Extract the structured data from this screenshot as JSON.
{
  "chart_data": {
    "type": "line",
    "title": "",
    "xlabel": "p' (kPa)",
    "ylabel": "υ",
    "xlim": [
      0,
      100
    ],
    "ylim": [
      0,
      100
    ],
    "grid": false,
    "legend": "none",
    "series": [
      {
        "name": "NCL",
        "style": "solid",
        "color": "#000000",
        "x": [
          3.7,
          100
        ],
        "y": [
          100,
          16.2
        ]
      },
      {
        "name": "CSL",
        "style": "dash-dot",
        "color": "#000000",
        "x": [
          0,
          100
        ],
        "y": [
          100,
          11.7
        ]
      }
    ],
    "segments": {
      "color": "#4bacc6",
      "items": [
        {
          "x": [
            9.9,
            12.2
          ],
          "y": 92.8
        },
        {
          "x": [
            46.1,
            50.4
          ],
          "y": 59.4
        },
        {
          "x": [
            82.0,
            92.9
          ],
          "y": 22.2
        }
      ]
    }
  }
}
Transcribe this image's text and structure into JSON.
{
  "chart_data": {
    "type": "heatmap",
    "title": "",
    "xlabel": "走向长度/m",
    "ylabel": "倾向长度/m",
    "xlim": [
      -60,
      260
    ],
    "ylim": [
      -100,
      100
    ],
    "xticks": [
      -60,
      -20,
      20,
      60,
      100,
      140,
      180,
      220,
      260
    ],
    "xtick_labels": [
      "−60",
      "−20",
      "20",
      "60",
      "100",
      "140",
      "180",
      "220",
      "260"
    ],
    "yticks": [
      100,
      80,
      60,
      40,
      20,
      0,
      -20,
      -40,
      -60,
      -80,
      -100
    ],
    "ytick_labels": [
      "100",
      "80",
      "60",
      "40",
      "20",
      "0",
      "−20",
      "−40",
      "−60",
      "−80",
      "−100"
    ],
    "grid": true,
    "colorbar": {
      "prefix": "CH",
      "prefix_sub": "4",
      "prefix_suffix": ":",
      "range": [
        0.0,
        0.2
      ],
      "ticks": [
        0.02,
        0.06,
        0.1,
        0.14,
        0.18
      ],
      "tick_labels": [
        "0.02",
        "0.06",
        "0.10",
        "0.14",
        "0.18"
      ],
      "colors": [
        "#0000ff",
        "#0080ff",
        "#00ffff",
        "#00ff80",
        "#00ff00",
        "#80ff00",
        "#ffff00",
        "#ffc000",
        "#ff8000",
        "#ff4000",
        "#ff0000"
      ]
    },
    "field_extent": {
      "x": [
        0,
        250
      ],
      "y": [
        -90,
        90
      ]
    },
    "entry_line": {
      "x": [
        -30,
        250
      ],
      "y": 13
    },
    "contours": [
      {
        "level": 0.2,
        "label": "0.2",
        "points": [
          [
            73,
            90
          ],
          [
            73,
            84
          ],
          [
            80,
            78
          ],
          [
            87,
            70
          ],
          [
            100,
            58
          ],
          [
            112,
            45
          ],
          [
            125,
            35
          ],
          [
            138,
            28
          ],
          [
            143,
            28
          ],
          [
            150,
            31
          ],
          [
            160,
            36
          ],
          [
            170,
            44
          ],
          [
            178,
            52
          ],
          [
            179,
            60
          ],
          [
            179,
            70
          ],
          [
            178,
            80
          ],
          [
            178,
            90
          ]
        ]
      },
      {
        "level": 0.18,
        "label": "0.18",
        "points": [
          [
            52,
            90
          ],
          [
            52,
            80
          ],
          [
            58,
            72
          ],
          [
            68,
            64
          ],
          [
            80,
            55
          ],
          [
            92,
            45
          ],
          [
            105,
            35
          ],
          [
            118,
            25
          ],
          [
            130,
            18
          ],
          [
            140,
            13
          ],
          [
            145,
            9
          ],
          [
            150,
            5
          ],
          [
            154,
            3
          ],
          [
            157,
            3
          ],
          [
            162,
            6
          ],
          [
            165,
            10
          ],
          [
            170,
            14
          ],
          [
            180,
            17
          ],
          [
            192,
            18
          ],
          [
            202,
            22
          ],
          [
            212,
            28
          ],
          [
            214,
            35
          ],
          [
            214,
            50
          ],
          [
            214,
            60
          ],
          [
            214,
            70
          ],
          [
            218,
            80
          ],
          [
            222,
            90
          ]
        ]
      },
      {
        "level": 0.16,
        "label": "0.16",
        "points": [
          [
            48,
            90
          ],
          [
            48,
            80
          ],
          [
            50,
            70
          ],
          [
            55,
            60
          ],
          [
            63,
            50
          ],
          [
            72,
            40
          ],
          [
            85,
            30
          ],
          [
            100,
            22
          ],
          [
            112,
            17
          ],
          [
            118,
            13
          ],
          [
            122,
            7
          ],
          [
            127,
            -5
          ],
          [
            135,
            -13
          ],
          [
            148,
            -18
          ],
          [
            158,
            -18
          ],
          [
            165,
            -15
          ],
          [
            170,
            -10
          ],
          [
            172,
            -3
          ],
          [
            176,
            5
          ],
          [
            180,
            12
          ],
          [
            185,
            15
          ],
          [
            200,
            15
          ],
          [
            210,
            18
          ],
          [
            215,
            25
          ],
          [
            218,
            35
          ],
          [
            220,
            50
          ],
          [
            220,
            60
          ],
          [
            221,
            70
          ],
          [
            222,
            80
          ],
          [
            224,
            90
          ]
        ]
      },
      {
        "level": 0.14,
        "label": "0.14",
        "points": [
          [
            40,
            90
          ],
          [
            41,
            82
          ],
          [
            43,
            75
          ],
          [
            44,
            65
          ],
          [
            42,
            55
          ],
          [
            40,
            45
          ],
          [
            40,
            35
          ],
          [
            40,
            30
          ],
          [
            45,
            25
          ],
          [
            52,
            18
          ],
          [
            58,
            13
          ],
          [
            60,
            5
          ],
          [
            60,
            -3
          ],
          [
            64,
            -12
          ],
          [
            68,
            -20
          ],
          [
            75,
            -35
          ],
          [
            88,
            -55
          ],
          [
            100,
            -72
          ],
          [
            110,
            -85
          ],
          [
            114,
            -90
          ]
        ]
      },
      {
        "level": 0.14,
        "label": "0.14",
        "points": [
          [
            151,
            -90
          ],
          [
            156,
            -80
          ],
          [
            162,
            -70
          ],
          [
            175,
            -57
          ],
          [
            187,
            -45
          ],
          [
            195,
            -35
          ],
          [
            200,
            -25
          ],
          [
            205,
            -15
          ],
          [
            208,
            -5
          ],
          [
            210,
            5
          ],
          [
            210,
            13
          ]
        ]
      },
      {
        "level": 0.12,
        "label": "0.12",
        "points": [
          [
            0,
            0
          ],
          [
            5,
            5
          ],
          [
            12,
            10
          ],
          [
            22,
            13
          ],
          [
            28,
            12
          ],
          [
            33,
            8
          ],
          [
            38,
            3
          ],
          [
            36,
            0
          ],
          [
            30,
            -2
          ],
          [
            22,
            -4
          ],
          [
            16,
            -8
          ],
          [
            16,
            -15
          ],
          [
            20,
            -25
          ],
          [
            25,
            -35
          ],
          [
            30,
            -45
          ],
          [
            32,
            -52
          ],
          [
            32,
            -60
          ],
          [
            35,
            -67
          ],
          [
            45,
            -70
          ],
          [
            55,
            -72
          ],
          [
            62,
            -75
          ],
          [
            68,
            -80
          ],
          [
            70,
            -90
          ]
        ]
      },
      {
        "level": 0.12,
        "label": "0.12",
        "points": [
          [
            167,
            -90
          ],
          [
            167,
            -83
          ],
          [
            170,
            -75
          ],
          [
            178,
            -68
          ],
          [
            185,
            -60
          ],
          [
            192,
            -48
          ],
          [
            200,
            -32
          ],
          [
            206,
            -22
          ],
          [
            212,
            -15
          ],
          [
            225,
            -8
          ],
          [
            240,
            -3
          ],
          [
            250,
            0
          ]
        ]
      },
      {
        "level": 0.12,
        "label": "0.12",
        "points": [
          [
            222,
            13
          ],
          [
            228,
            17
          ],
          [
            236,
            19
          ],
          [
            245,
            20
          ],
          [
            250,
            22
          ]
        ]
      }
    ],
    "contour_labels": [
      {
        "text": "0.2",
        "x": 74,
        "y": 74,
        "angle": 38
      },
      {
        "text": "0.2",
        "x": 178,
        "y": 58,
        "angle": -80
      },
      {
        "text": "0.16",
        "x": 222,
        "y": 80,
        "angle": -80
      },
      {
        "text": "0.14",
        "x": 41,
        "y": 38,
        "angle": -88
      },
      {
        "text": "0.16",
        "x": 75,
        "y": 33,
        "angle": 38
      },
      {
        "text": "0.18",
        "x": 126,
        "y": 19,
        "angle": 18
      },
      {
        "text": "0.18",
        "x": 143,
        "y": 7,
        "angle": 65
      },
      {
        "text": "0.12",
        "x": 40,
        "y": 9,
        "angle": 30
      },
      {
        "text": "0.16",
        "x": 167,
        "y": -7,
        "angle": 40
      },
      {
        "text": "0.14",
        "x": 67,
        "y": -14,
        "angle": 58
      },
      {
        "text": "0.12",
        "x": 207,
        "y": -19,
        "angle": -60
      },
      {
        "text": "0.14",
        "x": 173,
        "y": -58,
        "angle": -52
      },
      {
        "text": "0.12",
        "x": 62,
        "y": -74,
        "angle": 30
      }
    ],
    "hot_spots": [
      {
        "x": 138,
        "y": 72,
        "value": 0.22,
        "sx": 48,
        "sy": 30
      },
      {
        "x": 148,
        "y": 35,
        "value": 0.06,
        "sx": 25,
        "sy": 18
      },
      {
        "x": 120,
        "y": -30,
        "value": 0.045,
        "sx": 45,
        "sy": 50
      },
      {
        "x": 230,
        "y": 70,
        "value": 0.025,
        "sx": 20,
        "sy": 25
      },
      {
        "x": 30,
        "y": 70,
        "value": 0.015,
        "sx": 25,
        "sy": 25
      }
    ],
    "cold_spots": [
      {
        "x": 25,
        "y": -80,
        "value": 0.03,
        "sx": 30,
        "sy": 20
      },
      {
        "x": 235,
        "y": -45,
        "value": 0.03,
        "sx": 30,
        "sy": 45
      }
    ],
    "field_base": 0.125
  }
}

◆ ◆ ◆ ◆ ◆

> Exercise details: Find and copy every line in the entries above where the string "value" occurs.

> Final result:
        "value": 0.22,
        "value": 0.06,
        "value": 0.045,
        "value": 0.025,
        "value": 0.015,
        "value": 0.03,
        "value": 0.03,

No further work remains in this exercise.